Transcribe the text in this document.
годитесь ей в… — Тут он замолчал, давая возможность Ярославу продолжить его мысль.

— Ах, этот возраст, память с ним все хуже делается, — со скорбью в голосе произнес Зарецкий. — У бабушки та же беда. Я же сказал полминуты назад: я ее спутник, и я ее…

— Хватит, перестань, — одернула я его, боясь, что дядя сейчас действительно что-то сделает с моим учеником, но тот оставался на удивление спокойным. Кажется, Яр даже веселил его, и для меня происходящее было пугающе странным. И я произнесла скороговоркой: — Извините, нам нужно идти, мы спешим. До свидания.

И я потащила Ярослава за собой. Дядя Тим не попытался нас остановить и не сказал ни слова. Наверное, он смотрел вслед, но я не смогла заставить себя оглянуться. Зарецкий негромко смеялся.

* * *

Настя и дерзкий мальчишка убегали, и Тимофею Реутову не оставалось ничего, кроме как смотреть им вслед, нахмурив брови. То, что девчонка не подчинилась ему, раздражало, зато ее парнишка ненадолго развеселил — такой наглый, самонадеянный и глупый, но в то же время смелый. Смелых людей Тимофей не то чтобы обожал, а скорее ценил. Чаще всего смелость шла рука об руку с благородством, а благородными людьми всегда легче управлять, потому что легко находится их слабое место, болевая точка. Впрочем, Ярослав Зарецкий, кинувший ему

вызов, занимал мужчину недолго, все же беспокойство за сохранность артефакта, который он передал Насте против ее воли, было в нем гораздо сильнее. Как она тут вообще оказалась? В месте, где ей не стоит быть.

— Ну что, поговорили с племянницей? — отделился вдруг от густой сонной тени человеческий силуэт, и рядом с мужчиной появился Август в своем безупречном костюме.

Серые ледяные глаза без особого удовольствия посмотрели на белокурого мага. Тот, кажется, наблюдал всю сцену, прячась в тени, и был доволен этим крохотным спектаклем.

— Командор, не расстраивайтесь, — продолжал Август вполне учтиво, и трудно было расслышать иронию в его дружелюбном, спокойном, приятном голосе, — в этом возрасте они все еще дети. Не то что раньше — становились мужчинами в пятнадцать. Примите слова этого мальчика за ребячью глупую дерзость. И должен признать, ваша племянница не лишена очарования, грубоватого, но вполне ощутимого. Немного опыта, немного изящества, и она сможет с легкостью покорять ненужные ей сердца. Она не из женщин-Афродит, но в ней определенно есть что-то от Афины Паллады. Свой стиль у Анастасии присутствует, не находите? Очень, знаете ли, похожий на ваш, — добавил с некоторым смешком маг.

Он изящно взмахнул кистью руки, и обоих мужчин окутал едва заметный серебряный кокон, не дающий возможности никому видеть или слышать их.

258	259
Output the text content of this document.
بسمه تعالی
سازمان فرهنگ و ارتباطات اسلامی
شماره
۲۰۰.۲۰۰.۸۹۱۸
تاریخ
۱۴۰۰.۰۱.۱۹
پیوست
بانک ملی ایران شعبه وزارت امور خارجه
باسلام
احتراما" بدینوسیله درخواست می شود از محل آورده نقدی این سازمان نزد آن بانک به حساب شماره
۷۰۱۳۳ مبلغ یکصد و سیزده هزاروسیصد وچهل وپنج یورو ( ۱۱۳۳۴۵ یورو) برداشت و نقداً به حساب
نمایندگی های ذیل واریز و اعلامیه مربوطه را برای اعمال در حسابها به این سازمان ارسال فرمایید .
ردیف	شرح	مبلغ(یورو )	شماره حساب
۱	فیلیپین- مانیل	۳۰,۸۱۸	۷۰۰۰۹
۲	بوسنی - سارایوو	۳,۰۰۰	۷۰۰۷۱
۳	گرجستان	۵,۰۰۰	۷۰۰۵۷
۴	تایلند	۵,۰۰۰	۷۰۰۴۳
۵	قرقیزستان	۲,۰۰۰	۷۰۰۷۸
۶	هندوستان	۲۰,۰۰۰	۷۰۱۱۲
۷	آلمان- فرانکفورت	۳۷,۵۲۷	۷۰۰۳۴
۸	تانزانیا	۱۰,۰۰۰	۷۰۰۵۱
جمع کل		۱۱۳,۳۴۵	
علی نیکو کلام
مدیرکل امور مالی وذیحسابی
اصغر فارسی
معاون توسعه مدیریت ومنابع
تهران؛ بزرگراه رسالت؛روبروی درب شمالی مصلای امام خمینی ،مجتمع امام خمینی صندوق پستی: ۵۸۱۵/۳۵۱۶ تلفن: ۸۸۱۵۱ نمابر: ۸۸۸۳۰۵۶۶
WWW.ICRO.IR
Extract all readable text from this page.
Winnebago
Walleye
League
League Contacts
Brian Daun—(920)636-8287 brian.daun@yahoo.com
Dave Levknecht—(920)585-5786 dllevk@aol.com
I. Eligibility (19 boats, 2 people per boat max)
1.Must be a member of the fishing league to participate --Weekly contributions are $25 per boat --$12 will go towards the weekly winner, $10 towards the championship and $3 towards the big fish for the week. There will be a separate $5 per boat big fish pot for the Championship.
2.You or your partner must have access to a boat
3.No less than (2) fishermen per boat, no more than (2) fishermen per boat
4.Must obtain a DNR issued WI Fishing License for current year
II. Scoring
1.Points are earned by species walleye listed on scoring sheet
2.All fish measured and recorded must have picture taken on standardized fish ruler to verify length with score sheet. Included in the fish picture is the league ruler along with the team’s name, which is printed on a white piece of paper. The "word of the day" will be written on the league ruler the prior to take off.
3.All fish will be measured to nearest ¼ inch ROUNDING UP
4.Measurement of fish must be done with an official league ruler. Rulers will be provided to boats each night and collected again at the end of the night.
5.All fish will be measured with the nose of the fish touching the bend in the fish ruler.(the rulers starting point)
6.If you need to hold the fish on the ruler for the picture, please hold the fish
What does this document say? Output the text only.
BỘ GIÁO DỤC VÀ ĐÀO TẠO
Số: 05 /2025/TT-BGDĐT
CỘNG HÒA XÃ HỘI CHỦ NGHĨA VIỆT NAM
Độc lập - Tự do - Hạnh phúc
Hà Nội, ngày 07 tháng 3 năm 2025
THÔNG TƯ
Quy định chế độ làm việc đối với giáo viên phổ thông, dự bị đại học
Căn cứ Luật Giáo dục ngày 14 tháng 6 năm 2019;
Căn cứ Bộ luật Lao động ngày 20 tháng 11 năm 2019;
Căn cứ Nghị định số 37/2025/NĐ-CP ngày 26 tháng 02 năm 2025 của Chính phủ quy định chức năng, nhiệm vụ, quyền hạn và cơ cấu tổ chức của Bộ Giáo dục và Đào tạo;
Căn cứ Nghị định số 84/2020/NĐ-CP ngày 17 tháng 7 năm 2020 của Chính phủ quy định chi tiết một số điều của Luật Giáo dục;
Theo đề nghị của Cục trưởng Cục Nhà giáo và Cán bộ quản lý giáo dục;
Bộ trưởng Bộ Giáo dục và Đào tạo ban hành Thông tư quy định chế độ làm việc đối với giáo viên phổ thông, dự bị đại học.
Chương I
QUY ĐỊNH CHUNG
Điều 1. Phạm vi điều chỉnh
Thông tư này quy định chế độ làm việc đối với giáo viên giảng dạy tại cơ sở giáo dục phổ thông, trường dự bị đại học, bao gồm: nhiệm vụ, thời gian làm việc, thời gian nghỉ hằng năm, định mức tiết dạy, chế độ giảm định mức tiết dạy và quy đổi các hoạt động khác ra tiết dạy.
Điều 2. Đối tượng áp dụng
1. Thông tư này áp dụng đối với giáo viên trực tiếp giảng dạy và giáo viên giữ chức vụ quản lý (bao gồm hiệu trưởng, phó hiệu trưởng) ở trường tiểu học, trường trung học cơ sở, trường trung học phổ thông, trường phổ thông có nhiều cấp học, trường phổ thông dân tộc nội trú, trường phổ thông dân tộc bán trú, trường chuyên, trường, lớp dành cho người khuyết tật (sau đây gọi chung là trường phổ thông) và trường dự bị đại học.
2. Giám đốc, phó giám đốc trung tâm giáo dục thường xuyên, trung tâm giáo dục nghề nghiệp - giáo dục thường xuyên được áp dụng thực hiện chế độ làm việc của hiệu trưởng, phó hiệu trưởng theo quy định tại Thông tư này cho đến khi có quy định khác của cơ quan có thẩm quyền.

......

#### What the task asks:
Return all the lines that contain the string "شماره".

#### Finished exercise:
شماره
احتراما" بدینوسیله درخواست می شود از محل آورده نقدی این سازمان نزد آن بانک به حساب شماره
ردیف	شرح	مبلغ(یورو )	شماره حساب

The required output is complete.